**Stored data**
------------------------------

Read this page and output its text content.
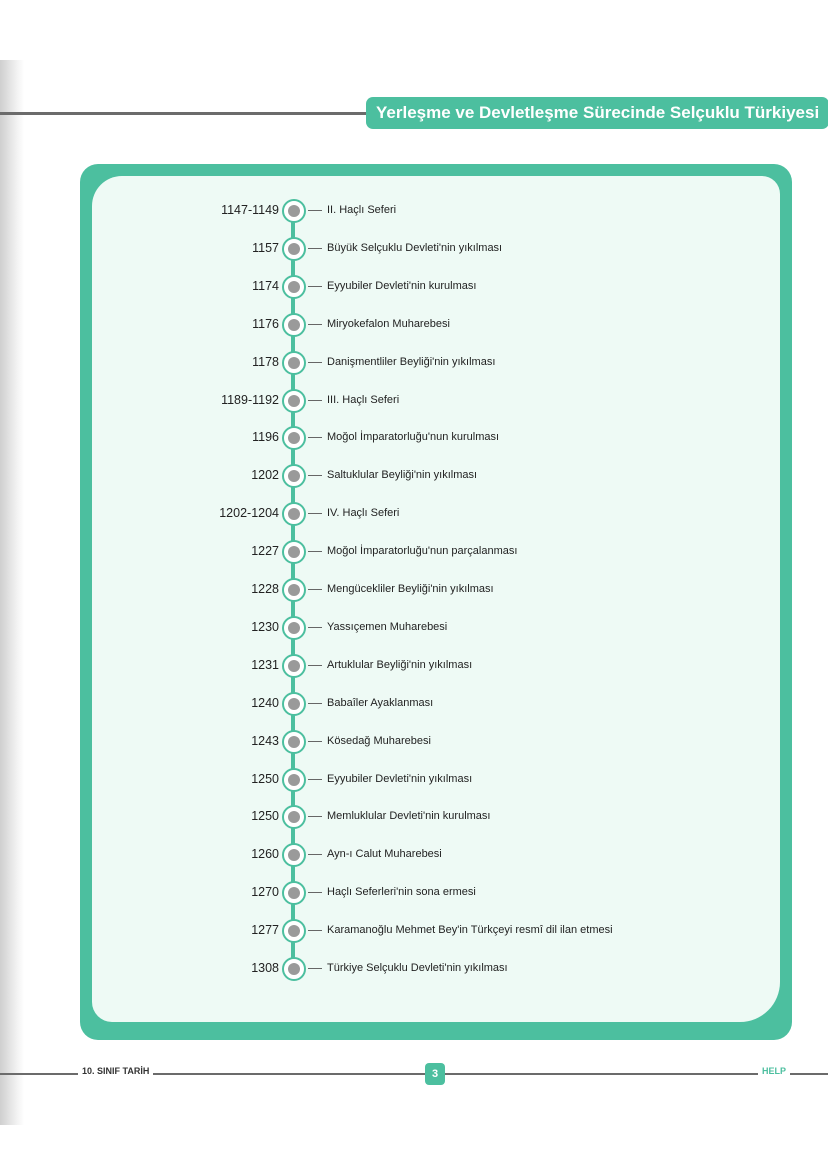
Yerleşme ve Devletleşme Sürecinde Selçuklu Türkiyesi
1147-1149	II. Haçlı Seferi
1157	Büyük Selçuklu Devleti'nin yıkılması
1174	Eyyubiler Devleti'nin kurulması
1176	Miryokefalon Muharebesi
1178	Danişmentliler Beyliği'nin yıkılması
1189-1192	III. Haçlı Seferi
1196	Moğol İmparatorluğu'nun kurulması
1202	Saltuklular Beyliği'nin yıkılması
1202-1204	IV. Haçlı Seferi
1227	Moğol İmparatorluğu'nun parçalanması
1228	Mengücekliler Beyliği'nin yıkılması
1230	Yassıçemen Muharebesi
1231	Artuklular Beyliği'nin yıkılması
1240	Babaîler Ayaklanması
1243	Kösedağ Muharebesi
1250	Eyyubiler Devleti'nin yıkılması
1250	Memluklular Devleti'nin kurulması
1260	Ayn-ı Calut Muharebesi
1270	Haçlı Seferleri'nin sona ermesi
1277	Karamanoğlu Mehmet Bey'in Türkçeyi resmî dil ilan etmesi
1308	Türkiye Selçuklu Devleti'nin yıkılması
10. SINIF TARİH	3	HELP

------------------------------

**AIM**
Only the number is needed: state how many lines in the listing contain "yıkılması".

**ANSWER TO THIS EXERCISE**
7